(Written exercise):
Rewrite every line of the items below as a numbered list, omitting blank lines.

(Rows):
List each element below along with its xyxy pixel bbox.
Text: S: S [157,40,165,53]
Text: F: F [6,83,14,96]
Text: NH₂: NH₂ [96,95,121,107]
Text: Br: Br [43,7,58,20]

(Final answer):
1. List each element below along with its xyxy pixel bbox.
2. Text: S: S [157,40,165,53]
3. Text: F: F [6,83,14,96]
4. Text: NH₂: NH₂ [96,95,121,107]
5. Text: Br: Br [43,7,58,20]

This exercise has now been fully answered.